[Dataset rows about figures]
::::::

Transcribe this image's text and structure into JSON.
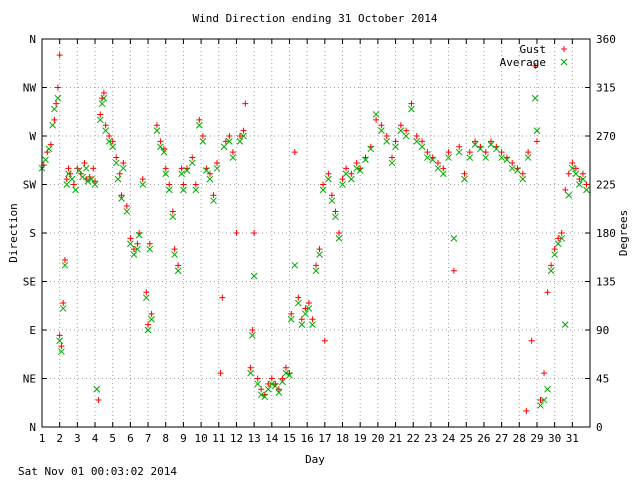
{
  "chart_data": {
    "type": "scatter",
    "title": "Wind Direction ending 31 October 2014",
    "xlabel": "Day",
    "ylabel_left": "Direction",
    "ylabel_right": "Degrees",
    "timestamp": "Sat Nov 01 00:03:02 2014",
    "xlim": [
      1,
      32
    ],
    "ylim": [
      0,
      360
    ],
    "grid": true,
    "legend_position": "top-right",
    "x_ticks": [
      "1",
      "2",
      "3",
      "4",
      "5",
      "6",
      "7",
      "8",
      "9",
      "10",
      "11",
      "12",
      "13",
      "14",
      "15",
      "16",
      "17",
      "18",
      "19",
      "20",
      "21",
      "22",
      "23",
      "24",
      "25",
      "26",
      "27",
      "28",
      "29",
      "30",
      "31"
    ],
    "y_ticks_left": [
      "N",
      "NE",
      "E",
      "SE",
      "S",
      "SW",
      "W",
      "NW",
      "N"
    ],
    "y_ticks_right": [
      "0",
      "45",
      "90",
      "135",
      "180",
      "225",
      "270",
      "315",
      "360"
    ],
    "series": [
      {
        "name": "Gust",
        "color": "#ff0000",
        "marker": "plus",
        "points": [
          [
            1.1,
            243
          ],
          [
            1.3,
            255
          ],
          [
            1.5,
            262
          ],
          [
            1.7,
            285
          ],
          [
            1.8,
            300
          ],
          [
            1.9,
            315
          ],
          [
            2.0,
            345
          ],
          [
            2.0,
            85
          ],
          [
            2.1,
            75
          ],
          [
            2.2,
            115
          ],
          [
            2.3,
            155
          ],
          [
            2.4,
            230
          ],
          [
            2.5,
            240
          ],
          [
            2.6,
            235
          ],
          [
            2.8,
            225
          ],
          [
            3.0,
            240
          ],
          [
            3.2,
            235
          ],
          [
            3.4,
            245
          ],
          [
            3.5,
            230
          ],
          [
            3.7,
            232
          ],
          [
            3.9,
            240
          ],
          [
            4.0,
            228
          ],
          [
            4.2,
            25
          ],
          [
            4.3,
            290
          ],
          [
            4.4,
            305
          ],
          [
            4.5,
            310
          ],
          [
            4.6,
            280
          ],
          [
            4.8,
            270
          ],
          [
            5.0,
            265
          ],
          [
            5.2,
            250
          ],
          [
            5.4,
            235
          ],
          [
            5.5,
            215
          ],
          [
            5.6,
            245
          ],
          [
            5.8,
            205
          ],
          [
            6.0,
            175
          ],
          [
            6.2,
            165
          ],
          [
            6.4,
            170
          ],
          [
            6.5,
            180
          ],
          [
            6.7,
            230
          ],
          [
            6.9,
            125
          ],
          [
            7.0,
            95
          ],
          [
            7.1,
            170
          ],
          [
            7.2,
            105
          ],
          [
            7.5,
            280
          ],
          [
            7.7,
            265
          ],
          [
            7.9,
            258
          ],
          [
            8.0,
            240
          ],
          [
            8.2,
            225
          ],
          [
            8.4,
            200
          ],
          [
            8.5,
            165
          ],
          [
            8.7,
            150
          ],
          [
            8.9,
            240
          ],
          [
            9.0,
            225
          ],
          [
            9.2,
            240
          ],
          [
            9.5,
            250
          ],
          [
            9.7,
            225
          ],
          [
            9.9,
            285
          ],
          [
            10.1,
            270
          ],
          [
            10.3,
            240
          ],
          [
            10.5,
            235
          ],
          [
            10.7,
            215
          ],
          [
            10.9,
            245
          ],
          [
            11.1,
            50
          ],
          [
            11.2,
            120
          ],
          [
            11.4,
            265
          ],
          [
            11.6,
            270
          ],
          [
            11.8,
            255
          ],
          [
            12.0,
            180
          ],
          [
            12.2,
            270
          ],
          [
            12.4,
            275
          ],
          [
            12.5,
            300
          ],
          [
            12.8,
            55
          ],
          [
            12.9,
            90
          ],
          [
            13.0,
            180
          ],
          [
            13.2,
            45
          ],
          [
            13.4,
            35
          ],
          [
            13.6,
            30
          ],
          [
            13.8,
            40
          ],
          [
            14.0,
            45
          ],
          [
            14.2,
            40
          ],
          [
            14.4,
            35
          ],
          [
            14.6,
            45
          ],
          [
            14.8,
            55
          ],
          [
            15.0,
            50
          ],
          [
            15.1,
            105
          ],
          [
            15.3,
            255
          ],
          [
            15.5,
            120
          ],
          [
            15.7,
            100
          ],
          [
            15.9,
            110
          ],
          [
            16.1,
            115
          ],
          [
            16.3,
            100
          ],
          [
            16.5,
            150
          ],
          [
            16.7,
            165
          ],
          [
            16.9,
            225
          ],
          [
            17.0,
            80
          ],
          [
            17.2,
            235
          ],
          [
            17.4,
            215
          ],
          [
            17.6,
            200
          ],
          [
            17.8,
            180
          ],
          [
            18.0,
            230
          ],
          [
            18.2,
            240
          ],
          [
            18.5,
            235
          ],
          [
            18.8,
            245
          ],
          [
            19.0,
            240
          ],
          [
            19.3,
            250
          ],
          [
            19.6,
            260
          ],
          [
            19.9,
            285
          ],
          [
            20.2,
            280
          ],
          [
            20.5,
            270
          ],
          [
            20.8,
            250
          ],
          [
            21.0,
            265
          ],
          [
            21.3,
            280
          ],
          [
            21.6,
            275
          ],
          [
            21.9,
            300
          ],
          [
            22.2,
            270
          ],
          [
            22.5,
            265
          ],
          [
            22.8,
            255
          ],
          [
            23.1,
            250
          ],
          [
            23.4,
            245
          ],
          [
            23.7,
            240
          ],
          [
            24.0,
            255
          ],
          [
            24.3,
            145
          ],
          [
            24.6,
            260
          ],
          [
            24.9,
            235
          ],
          [
            25.2,
            255
          ],
          [
            25.5,
            265
          ],
          [
            25.8,
            260
          ],
          [
            26.1,
            255
          ],
          [
            26.4,
            265
          ],
          [
            26.7,
            260
          ],
          [
            27.0,
            255
          ],
          [
            27.3,
            250
          ],
          [
            27.6,
            245
          ],
          [
            27.9,
            240
          ],
          [
            28.2,
            235
          ],
          [
            28.4,
            15
          ],
          [
            28.5,
            255
          ],
          [
            28.7,
            80
          ],
          [
            28.9,
            335
          ],
          [
            29.0,
            265
          ],
          [
            29.2,
            25
          ],
          [
            29.4,
            50
          ],
          [
            29.6,
            125
          ],
          [
            29.8,
            150
          ],
          [
            30.0,
            165
          ],
          [
            30.2,
            175
          ],
          [
            30.4,
            180
          ],
          [
            30.6,
            220
          ],
          [
            30.8,
            235
          ],
          [
            31.0,
            245
          ],
          [
            31.2,
            240
          ],
          [
            31.4,
            230
          ],
          [
            31.6,
            235
          ],
          [
            31.8,
            225
          ]
        ]
      },
      {
        "name": "Average",
        "color": "#00aa00",
        "marker": "cross",
        "points": [
          [
            1.0,
            240
          ],
          [
            1.2,
            248
          ],
          [
            1.4,
            258
          ],
          [
            1.6,
            280
          ],
          [
            1.7,
            295
          ],
          [
            1.9,
            305
          ],
          [
            2.0,
            80
          ],
          [
            2.1,
            70
          ],
          [
            2.2,
            110
          ],
          [
            2.3,
            150
          ],
          [
            2.4,
            225
          ],
          [
            2.5,
            235
          ],
          [
            2.7,
            230
          ],
          [
            2.9,
            220
          ],
          [
            3.1,
            238
          ],
          [
            3.3,
            232
          ],
          [
            3.5,
            240
          ],
          [
            3.6,
            228
          ],
          [
            3.8,
            230
          ],
          [
            4.0,
            225
          ],
          [
            4.1,
            35
          ],
          [
            4.3,
            285
          ],
          [
            4.4,
            300
          ],
          [
            4.5,
            305
          ],
          [
            4.6,
            275
          ],
          [
            4.8,
            265
          ],
          [
            5.0,
            260
          ],
          [
            5.2,
            245
          ],
          [
            5.3,
            230
          ],
          [
            5.5,
            212
          ],
          [
            5.6,
            240
          ],
          [
            5.8,
            200
          ],
          [
            6.0,
            170
          ],
          [
            6.2,
            160
          ],
          [
            6.4,
            165
          ],
          [
            6.5,
            178
          ],
          [
            6.7,
            225
          ],
          [
            6.9,
            120
          ],
          [
            7.0,
            90
          ],
          [
            7.1,
            165
          ],
          [
            7.2,
            100
          ],
          [
            7.5,
            275
          ],
          [
            7.7,
            260
          ],
          [
            7.9,
            255
          ],
          [
            8.0,
            235
          ],
          [
            8.2,
            220
          ],
          [
            8.4,
            195
          ],
          [
            8.5,
            160
          ],
          [
            8.7,
            145
          ],
          [
            8.9,
            235
          ],
          [
            9.0,
            220
          ],
          [
            9.2,
            238
          ],
          [
            9.5,
            245
          ],
          [
            9.7,
            220
          ],
          [
            9.9,
            280
          ],
          [
            10.1,
            265
          ],
          [
            10.3,
            238
          ],
          [
            10.5,
            230
          ],
          [
            10.7,
            210
          ],
          [
            10.9,
            240
          ],
          [
            11.3,
            260
          ],
          [
            11.6,
            265
          ],
          [
            11.8,
            250
          ],
          [
            12.2,
            265
          ],
          [
            12.4,
            270
          ],
          [
            12.8,
            50
          ],
          [
            12.9,
            85
          ],
          [
            13.0,
            140
          ],
          [
            13.2,
            40
          ],
          [
            13.4,
            30
          ],
          [
            13.6,
            28
          ],
          [
            13.8,
            35
          ],
          [
            14.0,
            40
          ],
          [
            14.2,
            38
          ],
          [
            14.4,
            32
          ],
          [
            14.6,
            42
          ],
          [
            14.8,
            50
          ],
          [
            15.0,
            48
          ],
          [
            15.1,
            100
          ],
          [
            15.3,
            150
          ],
          [
            15.5,
            115
          ],
          [
            15.7,
            95
          ],
          [
            15.9,
            105
          ],
          [
            16.1,
            110
          ],
          [
            16.3,
            95
          ],
          [
            16.5,
            145
          ],
          [
            16.7,
            160
          ],
          [
            16.9,
            220
          ],
          [
            17.2,
            230
          ],
          [
            17.4,
            210
          ],
          [
            17.6,
            195
          ],
          [
            17.8,
            175
          ],
          [
            18.0,
            225
          ],
          [
            18.2,
            235
          ],
          [
            18.5,
            230
          ],
          [
            18.8,
            240
          ],
          [
            19.0,
            238
          ],
          [
            19.3,
            248
          ],
          [
            19.6,
            258
          ],
          [
            19.9,
            290
          ],
          [
            20.2,
            275
          ],
          [
            20.5,
            265
          ],
          [
            20.8,
            245
          ],
          [
            21.0,
            260
          ],
          [
            21.3,
            275
          ],
          [
            21.6,
            270
          ],
          [
            21.9,
            295
          ],
          [
            22.2,
            265
          ],
          [
            22.5,
            260
          ],
          [
            22.8,
            250
          ],
          [
            23.1,
            248
          ],
          [
            23.4,
            240
          ],
          [
            23.7,
            235
          ],
          [
            24.0,
            250
          ],
          [
            24.3,
            175
          ],
          [
            24.6,
            255
          ],
          [
            24.9,
            230
          ],
          [
            25.2,
            250
          ],
          [
            25.5,
            262
          ],
          [
            25.8,
            258
          ],
          [
            26.1,
            250
          ],
          [
            26.4,
            262
          ],
          [
            26.7,
            258
          ],
          [
            27.0,
            250
          ],
          [
            27.3,
            248
          ],
          [
            27.6,
            240
          ],
          [
            27.9,
            238
          ],
          [
            28.2,
            230
          ],
          [
            28.5,
            250
          ],
          [
            28.9,
            305
          ],
          [
            29.0,
            275
          ],
          [
            29.2,
            20
          ],
          [
            29.4,
            25
          ],
          [
            29.6,
            35
          ],
          [
            29.8,
            145
          ],
          [
            30.0,
            160
          ],
          [
            30.2,
            170
          ],
          [
            30.4,
            175
          ],
          [
            30.6,
            95
          ],
          [
            30.8,
            215
          ],
          [
            31.0,
            240
          ],
          [
            31.2,
            235
          ],
          [
            31.4,
            225
          ],
          [
            31.6,
            230
          ],
          [
            31.8,
            220
          ]
        ]
      }
    ]
  }
}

::::::

▶ [TO BE DONE]
Check each line of these records for the string "Direction" and state only how many lines have it.

▶ [ANSWER FOR THIS EXERCISE]
2